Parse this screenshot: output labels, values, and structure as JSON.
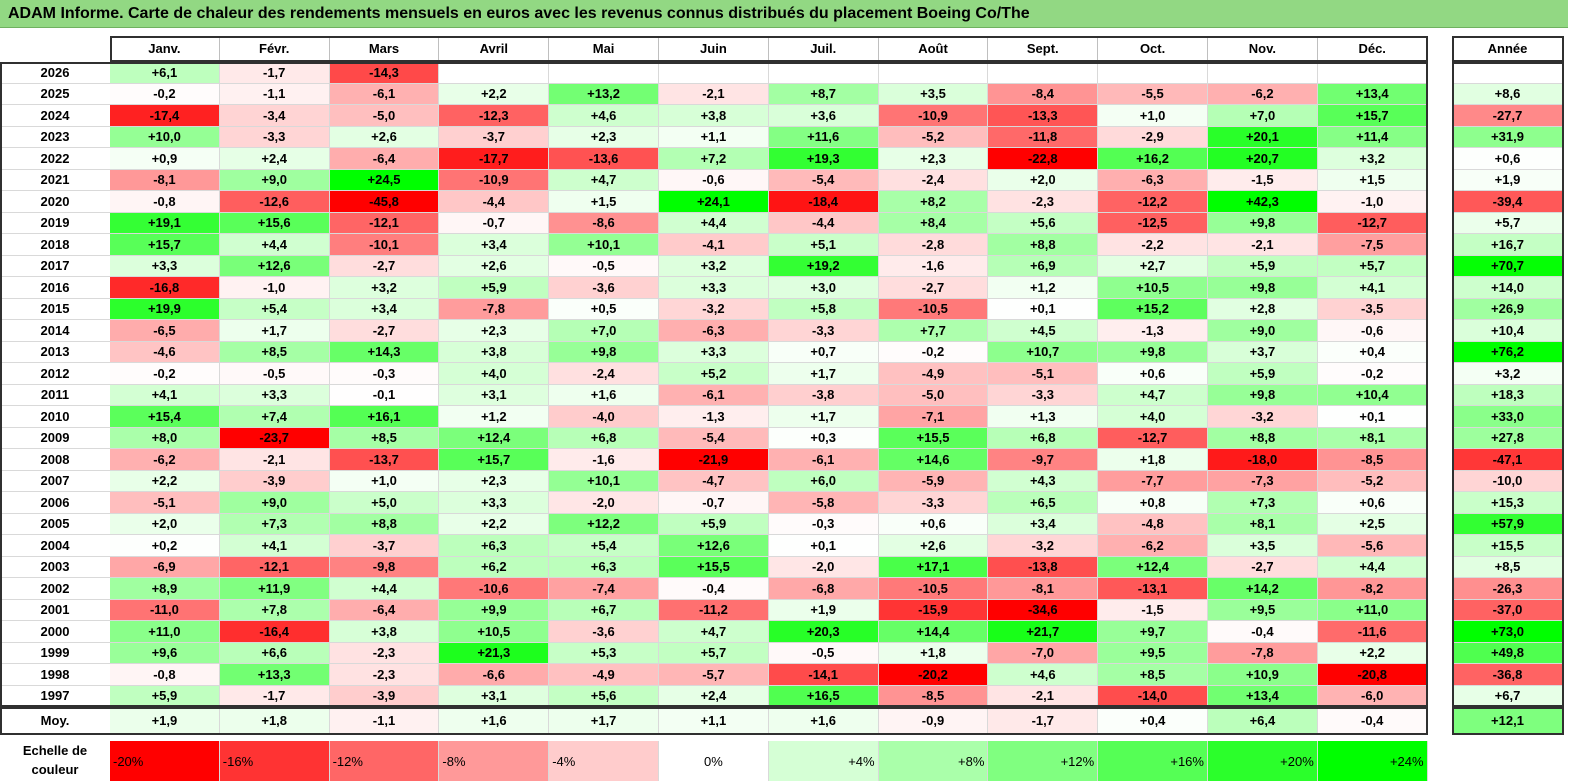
{
  "title": "ADAM Informe. Carte de chaleur des rendements mensuels en euros avec les revenus connus distribués du placement Boeing Co/The",
  "chart_data": {
    "type": "heatmap",
    "title": "ADAM Informe. Carte de chaleur des rendements mensuels en euros avec les revenus connus distribués du placement Boeing Co/The",
    "columns": [
      "Janv.",
      "Févr.",
      "Mars",
      "Avril",
      "Mai",
      "Juin",
      "Juil.",
      "Août",
      "Sept.",
      "Oct.",
      "Nov.",
      "Déc."
    ],
    "year_header": "Année",
    "rows": [
      {
        "year": "2026",
        "months": [
          "+6,1",
          "-1,7",
          "-14,3",
          "",
          "",
          "",
          "",
          "",
          "",
          "",
          "",
          ""
        ],
        "total": ""
      },
      {
        "year": "2025",
        "months": [
          "-0,2",
          "-1,1",
          "-6,1",
          "+2,2",
          "+13,2",
          "-2,1",
          "+8,7",
          "+3,5",
          "-8,4",
          "-5,5",
          "-6,2",
          "+13,4"
        ],
        "total": "+8,6"
      },
      {
        "year": "2024",
        "months": [
          "-17,4",
          "-3,4",
          "-5,0",
          "-12,3",
          "+4,6",
          "+3,8",
          "+3,6",
          "-10,9",
          "-13,3",
          "+1,0",
          "+7,0",
          "+15,7"
        ],
        "total": "-27,7"
      },
      {
        "year": "2023",
        "months": [
          "+10,0",
          "-3,3",
          "+2,6",
          "-3,7",
          "+2,3",
          "+1,1",
          "+11,6",
          "-5,2",
          "-11,8",
          "-2,9",
          "+20,1",
          "+11,4"
        ],
        "total": "+31,9"
      },
      {
        "year": "2022",
        "months": [
          "+0,9",
          "+2,4",
          "-6,4",
          "-17,7",
          "-13,6",
          "+7,2",
          "+19,3",
          "+2,3",
          "-22,8",
          "+16,2",
          "+20,7",
          "+3,2"
        ],
        "total": "+0,6"
      },
      {
        "year": "2021",
        "months": [
          "-8,1",
          "+9,0",
          "+24,5",
          "-10,9",
          "+4,7",
          "-0,6",
          "-5,4",
          "-2,4",
          "+2,0",
          "-6,3",
          "-1,5",
          "+1,5"
        ],
        "total": "+1,9"
      },
      {
        "year": "2020",
        "months": [
          "-0,8",
          "-12,6",
          "-45,8",
          "-4,4",
          "+1,5",
          "+24,1",
          "-18,4",
          "+8,2",
          "-2,3",
          "-12,2",
          "+42,3",
          "-1,0"
        ],
        "total": "-39,4"
      },
      {
        "year": "2019",
        "months": [
          "+19,1",
          "+15,6",
          "-12,1",
          "-0,7",
          "-8,6",
          "+4,4",
          "-4,4",
          "+8,4",
          "+5,6",
          "-12,5",
          "+9,8",
          "-12,7"
        ],
        "total": "+5,7"
      },
      {
        "year": "2018",
        "months": [
          "+15,7",
          "+4,4",
          "-10,1",
          "+3,4",
          "+10,1",
          "-4,1",
          "+5,1",
          "-2,8",
          "+8,8",
          "-2,2",
          "-2,1",
          "-7,5"
        ],
        "total": "+16,7"
      },
      {
        "year": "2017",
        "months": [
          "+3,3",
          "+12,6",
          "-2,7",
          "+2,6",
          "-0,5",
          "+3,2",
          "+19,2",
          "-1,6",
          "+6,9",
          "+2,7",
          "+5,9",
          "+5,7"
        ],
        "total": "+70,7"
      },
      {
        "year": "2016",
        "months": [
          "-16,8",
          "-1,0",
          "+3,2",
          "+5,9",
          "-3,6",
          "+3,3",
          "+3,0",
          "-2,7",
          "+1,2",
          "+10,5",
          "+9,8",
          "+4,1"
        ],
        "total": "+14,0"
      },
      {
        "year": "2015",
        "months": [
          "+19,9",
          "+5,4",
          "+3,4",
          "-7,8",
          "+0,5",
          "-3,2",
          "+5,8",
          "-10,5",
          "+0,1",
          "+15,2",
          "+2,8",
          "-3,5"
        ],
        "total": "+26,9"
      },
      {
        "year": "2014",
        "months": [
          "-6,5",
          "+1,7",
          "-2,7",
          "+2,3",
          "+7,0",
          "-6,3",
          "-3,3",
          "+7,7",
          "+4,5",
          "-1,3",
          "+9,0",
          "-0,6"
        ],
        "total": "+10,4"
      },
      {
        "year": "2013",
        "months": [
          "-4,6",
          "+8,5",
          "+14,3",
          "+3,8",
          "+9,8",
          "+3,3",
          "+0,7",
          "-0,2",
          "+10,7",
          "+9,8",
          "+3,7",
          "+0,4"
        ],
        "total": "+76,2"
      },
      {
        "year": "2012",
        "months": [
          "-0,2",
          "-0,5",
          "-0,3",
          "+4,0",
          "-2,4",
          "+5,2",
          "+1,7",
          "-4,9",
          "-5,1",
          "+0,6",
          "+5,9",
          "-0,2"
        ],
        "total": "+3,2"
      },
      {
        "year": "2011",
        "months": [
          "+4,1",
          "+3,3",
          "-0,1",
          "+3,1",
          "+1,6",
          "-6,1",
          "-3,8",
          "-5,0",
          "-3,3",
          "+4,7",
          "+9,8",
          "+10,4"
        ],
        "total": "+18,3"
      },
      {
        "year": "2010",
        "months": [
          "+15,4",
          "+7,4",
          "+16,1",
          "+1,2",
          "-4,0",
          "-1,3",
          "+1,7",
          "-7,1",
          "+1,3",
          "+4,0",
          "-3,2",
          "+0,1"
        ],
        "total": "+33,0"
      },
      {
        "year": "2009",
        "months": [
          "+8,0",
          "-23,7",
          "+8,5",
          "+12,4",
          "+6,8",
          "-5,4",
          "+0,3",
          "+15,5",
          "+6,8",
          "-12,7",
          "+8,8",
          "+8,1"
        ],
        "total": "+27,8"
      },
      {
        "year": "2008",
        "months": [
          "-6,2",
          "-2,1",
          "-13,7",
          "+15,7",
          "-1,6",
          "-21,9",
          "-6,1",
          "+14,6",
          "-9,7",
          "+1,8",
          "-18,0",
          "-8,5"
        ],
        "total": "-47,1"
      },
      {
        "year": "2007",
        "months": [
          "+2,2",
          "-3,9",
          "+1,0",
          "+2,3",
          "+10,1",
          "-4,7",
          "+6,0",
          "-5,9",
          "+4,3",
          "-7,7",
          "-7,3",
          "-5,2"
        ],
        "total": "-10,0"
      },
      {
        "year": "2006",
        "months": [
          "-5,1",
          "+9,0",
          "+5,0",
          "+3,3",
          "-2,0",
          "-0,7",
          "-5,8",
          "-3,3",
          "+6,5",
          "+0,8",
          "+7,3",
          "+0,6"
        ],
        "total": "+15,3"
      },
      {
        "year": "2005",
        "months": [
          "+2,0",
          "+7,3",
          "+8,8",
          "+2,2",
          "+12,2",
          "+5,9",
          "-0,3",
          "+0,6",
          "+3,4",
          "-4,8",
          "+8,1",
          "+2,5"
        ],
        "total": "+57,9"
      },
      {
        "year": "2004",
        "months": [
          "+0,2",
          "+4,1",
          "-3,7",
          "+6,3",
          "+5,4",
          "+12,6",
          "+0,1",
          "+2,6",
          "-3,2",
          "-6,2",
          "+3,5",
          "-5,6"
        ],
        "total": "+15,5"
      },
      {
        "year": "2003",
        "months": [
          "-6,9",
          "-12,1",
          "-9,8",
          "+6,2",
          "+6,3",
          "+15,5",
          "-2,0",
          "+17,1",
          "-13,8",
          "+12,4",
          "-2,7",
          "+4,4"
        ],
        "total": "+8,5"
      },
      {
        "year": "2002",
        "months": [
          "+8,9",
          "+11,9",
          "+4,4",
          "-10,6",
          "-7,4",
          "-0,4",
          "-6,8",
          "-10,5",
          "-8,1",
          "-13,1",
          "+14,2",
          "-8,2"
        ],
        "total": "-26,3"
      },
      {
        "year": "2001",
        "months": [
          "-11,0",
          "+7,8",
          "-6,4",
          "+9,9",
          "+6,7",
          "-11,2",
          "+1,9",
          "-15,9",
          "-34,6",
          "-1,5",
          "+9,5",
          "+11,0"
        ],
        "total": "-37,0"
      },
      {
        "year": "2000",
        "months": [
          "+11,0",
          "-16,4",
          "+3,8",
          "+10,5",
          "-3,6",
          "+4,7",
          "+20,3",
          "+14,4",
          "+21,7",
          "+9,7",
          "-0,4",
          "-11,6"
        ],
        "total": "+73,0"
      },
      {
        "year": "1999",
        "months": [
          "+9,6",
          "+6,6",
          "-2,3",
          "+21,3",
          "+5,3",
          "+5,7",
          "-0,5",
          "+1,8",
          "-7,0",
          "+9,5",
          "-7,8",
          "+2,2"
        ],
        "total": "+49,8"
      },
      {
        "year": "1998",
        "months": [
          "-0,8",
          "+13,3",
          "-2,3",
          "-6,6",
          "-4,9",
          "-5,7",
          "-14,1",
          "-20,2",
          "+4,6",
          "+8,5",
          "+10,9",
          "-20,8"
        ],
        "total": "-36,8"
      },
      {
        "year": "1997",
        "months": [
          "+5,9",
          "-1,7",
          "-3,9",
          "+3,1",
          "+5,6",
          "+2,4",
          "+16,5",
          "-8,5",
          "-2,1",
          "-14,0",
          "+13,4",
          "-6,0"
        ],
        "total": "+6,7"
      }
    ],
    "average": {
      "label": "Moy.",
      "months": [
        "+1,9",
        "+1,8",
        "-1,1",
        "+1,6",
        "+1,7",
        "+1,1",
        "+1,6",
        "-0,9",
        "-1,7",
        "+0,4",
        "+6,4",
        "-0,4"
      ],
      "total": "+12,1"
    },
    "scale": {
      "label": "Echelle de couleur",
      "steps": [
        "-20%",
        "-16%",
        "-12%",
        "-8%",
        "-4%",
        "0%",
        "+4%",
        "+8%",
        "+12%",
        "+16%",
        "+20%",
        "+24%"
      ]
    },
    "colors": {
      "negative_max": "#ff0000",
      "neutral": "#ffffff",
      "positive_max": "#00ff00"
    }
  }
}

__What you have to do__
What is the number of lines holding the word "euros"? State it alone.

__Task solution__
2